EXERCISE MATERIAL
:::
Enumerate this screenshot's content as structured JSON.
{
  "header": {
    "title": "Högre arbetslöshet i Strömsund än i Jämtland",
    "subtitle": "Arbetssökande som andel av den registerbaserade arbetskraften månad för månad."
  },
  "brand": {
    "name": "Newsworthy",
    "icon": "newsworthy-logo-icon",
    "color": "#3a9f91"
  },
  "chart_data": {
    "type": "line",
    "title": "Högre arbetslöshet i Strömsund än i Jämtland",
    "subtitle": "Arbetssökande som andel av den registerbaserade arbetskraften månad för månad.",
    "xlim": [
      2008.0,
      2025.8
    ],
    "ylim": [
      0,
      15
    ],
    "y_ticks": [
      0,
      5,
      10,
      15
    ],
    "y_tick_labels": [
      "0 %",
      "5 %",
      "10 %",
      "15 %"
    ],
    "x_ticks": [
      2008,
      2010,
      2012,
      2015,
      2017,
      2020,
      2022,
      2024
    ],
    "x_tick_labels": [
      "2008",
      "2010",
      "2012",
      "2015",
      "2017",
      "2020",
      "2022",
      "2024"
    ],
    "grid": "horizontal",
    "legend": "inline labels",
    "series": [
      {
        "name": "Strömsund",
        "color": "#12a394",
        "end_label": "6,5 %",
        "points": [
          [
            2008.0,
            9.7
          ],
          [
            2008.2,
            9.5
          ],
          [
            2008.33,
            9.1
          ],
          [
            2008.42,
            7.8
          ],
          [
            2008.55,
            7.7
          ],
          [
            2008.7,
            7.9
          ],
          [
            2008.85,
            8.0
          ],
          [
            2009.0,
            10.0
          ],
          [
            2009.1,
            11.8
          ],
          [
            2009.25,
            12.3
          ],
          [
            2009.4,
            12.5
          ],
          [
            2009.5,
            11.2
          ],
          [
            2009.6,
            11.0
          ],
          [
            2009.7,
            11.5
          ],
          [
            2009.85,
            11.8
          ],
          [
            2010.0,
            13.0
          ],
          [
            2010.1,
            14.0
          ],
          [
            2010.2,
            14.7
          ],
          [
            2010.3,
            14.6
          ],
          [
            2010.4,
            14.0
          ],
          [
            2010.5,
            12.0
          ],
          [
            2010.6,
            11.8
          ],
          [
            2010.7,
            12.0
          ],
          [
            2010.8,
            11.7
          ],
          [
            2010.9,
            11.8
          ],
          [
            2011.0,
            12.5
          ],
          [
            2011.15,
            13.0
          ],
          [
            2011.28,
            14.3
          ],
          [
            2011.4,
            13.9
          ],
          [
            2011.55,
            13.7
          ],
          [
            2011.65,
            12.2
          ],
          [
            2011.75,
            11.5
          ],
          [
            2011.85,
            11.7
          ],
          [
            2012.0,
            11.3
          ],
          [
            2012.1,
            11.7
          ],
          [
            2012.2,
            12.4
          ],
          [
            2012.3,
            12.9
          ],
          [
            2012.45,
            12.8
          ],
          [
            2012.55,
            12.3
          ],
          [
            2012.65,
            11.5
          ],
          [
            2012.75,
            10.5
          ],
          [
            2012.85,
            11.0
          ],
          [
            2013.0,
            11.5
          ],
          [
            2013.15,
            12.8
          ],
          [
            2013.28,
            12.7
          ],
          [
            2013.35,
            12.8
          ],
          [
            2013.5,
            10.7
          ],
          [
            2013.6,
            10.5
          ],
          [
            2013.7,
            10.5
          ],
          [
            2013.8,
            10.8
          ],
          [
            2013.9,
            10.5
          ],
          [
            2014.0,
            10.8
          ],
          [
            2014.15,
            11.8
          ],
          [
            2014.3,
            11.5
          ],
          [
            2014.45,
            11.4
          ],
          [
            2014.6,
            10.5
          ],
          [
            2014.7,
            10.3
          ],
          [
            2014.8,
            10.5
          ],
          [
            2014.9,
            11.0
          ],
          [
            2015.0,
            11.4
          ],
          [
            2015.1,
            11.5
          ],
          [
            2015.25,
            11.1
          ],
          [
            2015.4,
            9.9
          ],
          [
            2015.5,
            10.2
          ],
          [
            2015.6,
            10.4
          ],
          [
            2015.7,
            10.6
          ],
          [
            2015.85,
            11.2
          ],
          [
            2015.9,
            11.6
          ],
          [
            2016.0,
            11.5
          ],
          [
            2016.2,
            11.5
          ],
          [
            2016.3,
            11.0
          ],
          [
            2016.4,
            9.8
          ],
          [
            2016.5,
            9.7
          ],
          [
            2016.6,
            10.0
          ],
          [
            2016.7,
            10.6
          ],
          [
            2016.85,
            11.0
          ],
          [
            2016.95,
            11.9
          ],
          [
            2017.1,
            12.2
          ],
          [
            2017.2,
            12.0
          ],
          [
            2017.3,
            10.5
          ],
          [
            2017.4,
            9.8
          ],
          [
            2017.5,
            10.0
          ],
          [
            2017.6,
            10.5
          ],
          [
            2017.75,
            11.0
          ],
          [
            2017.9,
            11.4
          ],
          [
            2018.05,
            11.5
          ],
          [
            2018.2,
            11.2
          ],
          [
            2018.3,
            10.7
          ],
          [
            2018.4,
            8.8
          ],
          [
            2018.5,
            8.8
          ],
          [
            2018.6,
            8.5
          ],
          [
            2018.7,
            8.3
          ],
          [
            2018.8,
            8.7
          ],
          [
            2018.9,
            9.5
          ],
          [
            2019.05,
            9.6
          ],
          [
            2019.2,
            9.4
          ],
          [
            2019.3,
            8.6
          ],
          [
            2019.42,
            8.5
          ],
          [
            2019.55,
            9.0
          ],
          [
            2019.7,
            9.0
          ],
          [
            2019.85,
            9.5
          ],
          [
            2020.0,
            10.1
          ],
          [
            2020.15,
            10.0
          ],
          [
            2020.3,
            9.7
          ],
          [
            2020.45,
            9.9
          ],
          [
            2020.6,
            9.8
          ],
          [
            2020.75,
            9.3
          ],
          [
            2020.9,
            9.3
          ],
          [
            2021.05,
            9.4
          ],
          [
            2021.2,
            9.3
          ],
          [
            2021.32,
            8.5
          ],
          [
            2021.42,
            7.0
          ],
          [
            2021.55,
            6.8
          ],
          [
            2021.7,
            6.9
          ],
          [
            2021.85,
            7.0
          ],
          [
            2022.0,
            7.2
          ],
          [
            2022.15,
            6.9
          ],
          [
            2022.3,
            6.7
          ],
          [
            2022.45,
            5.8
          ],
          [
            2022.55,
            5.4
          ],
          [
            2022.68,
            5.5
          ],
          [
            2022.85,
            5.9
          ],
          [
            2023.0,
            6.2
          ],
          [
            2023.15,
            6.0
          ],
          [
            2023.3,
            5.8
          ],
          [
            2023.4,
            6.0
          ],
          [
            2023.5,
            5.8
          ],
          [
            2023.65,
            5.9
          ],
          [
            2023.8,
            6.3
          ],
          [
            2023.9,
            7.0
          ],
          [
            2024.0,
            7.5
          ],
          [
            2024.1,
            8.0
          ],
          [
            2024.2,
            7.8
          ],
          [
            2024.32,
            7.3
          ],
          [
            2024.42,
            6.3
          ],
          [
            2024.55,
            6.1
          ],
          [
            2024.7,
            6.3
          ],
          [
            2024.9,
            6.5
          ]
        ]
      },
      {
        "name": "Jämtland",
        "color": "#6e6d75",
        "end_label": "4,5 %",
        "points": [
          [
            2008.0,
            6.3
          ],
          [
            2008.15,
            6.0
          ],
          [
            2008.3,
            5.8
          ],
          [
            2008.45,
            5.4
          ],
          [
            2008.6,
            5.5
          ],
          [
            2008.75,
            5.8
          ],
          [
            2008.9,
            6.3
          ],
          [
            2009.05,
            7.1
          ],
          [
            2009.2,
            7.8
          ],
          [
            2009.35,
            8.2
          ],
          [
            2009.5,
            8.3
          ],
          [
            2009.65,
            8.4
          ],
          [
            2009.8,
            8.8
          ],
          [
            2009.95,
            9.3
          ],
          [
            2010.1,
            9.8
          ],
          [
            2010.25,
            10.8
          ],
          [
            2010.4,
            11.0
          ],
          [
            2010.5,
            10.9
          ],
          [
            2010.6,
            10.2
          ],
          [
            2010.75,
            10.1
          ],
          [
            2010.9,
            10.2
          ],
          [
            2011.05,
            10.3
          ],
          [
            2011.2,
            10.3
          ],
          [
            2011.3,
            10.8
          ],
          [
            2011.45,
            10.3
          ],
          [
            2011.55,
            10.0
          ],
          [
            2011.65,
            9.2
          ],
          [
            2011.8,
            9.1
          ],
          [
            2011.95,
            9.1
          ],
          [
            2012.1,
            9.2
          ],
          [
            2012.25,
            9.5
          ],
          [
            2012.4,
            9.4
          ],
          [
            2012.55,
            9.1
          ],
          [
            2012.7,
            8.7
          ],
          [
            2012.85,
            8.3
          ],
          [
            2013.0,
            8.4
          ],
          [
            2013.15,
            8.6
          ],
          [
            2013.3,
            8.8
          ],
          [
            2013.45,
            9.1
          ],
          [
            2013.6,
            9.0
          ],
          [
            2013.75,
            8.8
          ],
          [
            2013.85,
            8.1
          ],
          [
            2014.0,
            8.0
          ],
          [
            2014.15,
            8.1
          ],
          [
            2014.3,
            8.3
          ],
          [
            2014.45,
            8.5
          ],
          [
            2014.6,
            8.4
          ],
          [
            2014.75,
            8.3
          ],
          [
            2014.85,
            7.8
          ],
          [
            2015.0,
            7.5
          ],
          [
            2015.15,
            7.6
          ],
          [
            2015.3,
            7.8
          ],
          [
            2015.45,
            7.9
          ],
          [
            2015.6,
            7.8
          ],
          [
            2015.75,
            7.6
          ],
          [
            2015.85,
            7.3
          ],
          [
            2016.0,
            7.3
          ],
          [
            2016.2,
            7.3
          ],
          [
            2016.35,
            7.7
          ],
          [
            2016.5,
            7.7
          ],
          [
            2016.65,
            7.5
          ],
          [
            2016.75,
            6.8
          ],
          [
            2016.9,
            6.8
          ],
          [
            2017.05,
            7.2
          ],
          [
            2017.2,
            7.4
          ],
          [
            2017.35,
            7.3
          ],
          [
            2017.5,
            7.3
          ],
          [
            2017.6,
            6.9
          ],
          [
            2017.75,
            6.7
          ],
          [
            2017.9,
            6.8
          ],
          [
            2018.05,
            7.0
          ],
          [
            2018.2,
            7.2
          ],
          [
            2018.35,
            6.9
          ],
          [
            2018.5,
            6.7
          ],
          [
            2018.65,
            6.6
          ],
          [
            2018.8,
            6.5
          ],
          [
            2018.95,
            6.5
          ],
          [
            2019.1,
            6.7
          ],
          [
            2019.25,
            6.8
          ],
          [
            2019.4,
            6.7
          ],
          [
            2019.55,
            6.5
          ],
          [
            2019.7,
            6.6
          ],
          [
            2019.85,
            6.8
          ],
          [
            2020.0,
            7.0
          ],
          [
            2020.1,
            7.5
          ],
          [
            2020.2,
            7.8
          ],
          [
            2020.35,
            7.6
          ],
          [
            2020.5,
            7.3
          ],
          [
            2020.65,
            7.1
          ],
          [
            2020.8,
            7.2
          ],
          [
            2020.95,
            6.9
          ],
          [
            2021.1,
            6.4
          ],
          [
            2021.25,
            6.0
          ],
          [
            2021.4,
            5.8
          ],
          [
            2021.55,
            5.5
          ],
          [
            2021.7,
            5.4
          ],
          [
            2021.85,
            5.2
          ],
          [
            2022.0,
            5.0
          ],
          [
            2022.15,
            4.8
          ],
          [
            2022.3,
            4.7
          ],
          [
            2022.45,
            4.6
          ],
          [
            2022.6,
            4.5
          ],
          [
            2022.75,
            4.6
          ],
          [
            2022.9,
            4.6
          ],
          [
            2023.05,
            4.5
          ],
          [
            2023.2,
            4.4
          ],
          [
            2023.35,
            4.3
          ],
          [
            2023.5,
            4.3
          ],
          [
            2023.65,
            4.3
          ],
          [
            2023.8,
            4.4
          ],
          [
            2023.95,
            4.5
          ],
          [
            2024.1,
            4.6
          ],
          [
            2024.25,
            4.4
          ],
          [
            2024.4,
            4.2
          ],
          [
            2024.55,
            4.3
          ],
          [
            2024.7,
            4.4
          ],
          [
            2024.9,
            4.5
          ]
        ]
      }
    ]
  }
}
:::
GIVEN TASK
Find and copy each line above that includes the string "name".

WORKED ANSWER
    "name": "Newsworthy",
        "name": "Strömsund",
        "name": "Jämtland",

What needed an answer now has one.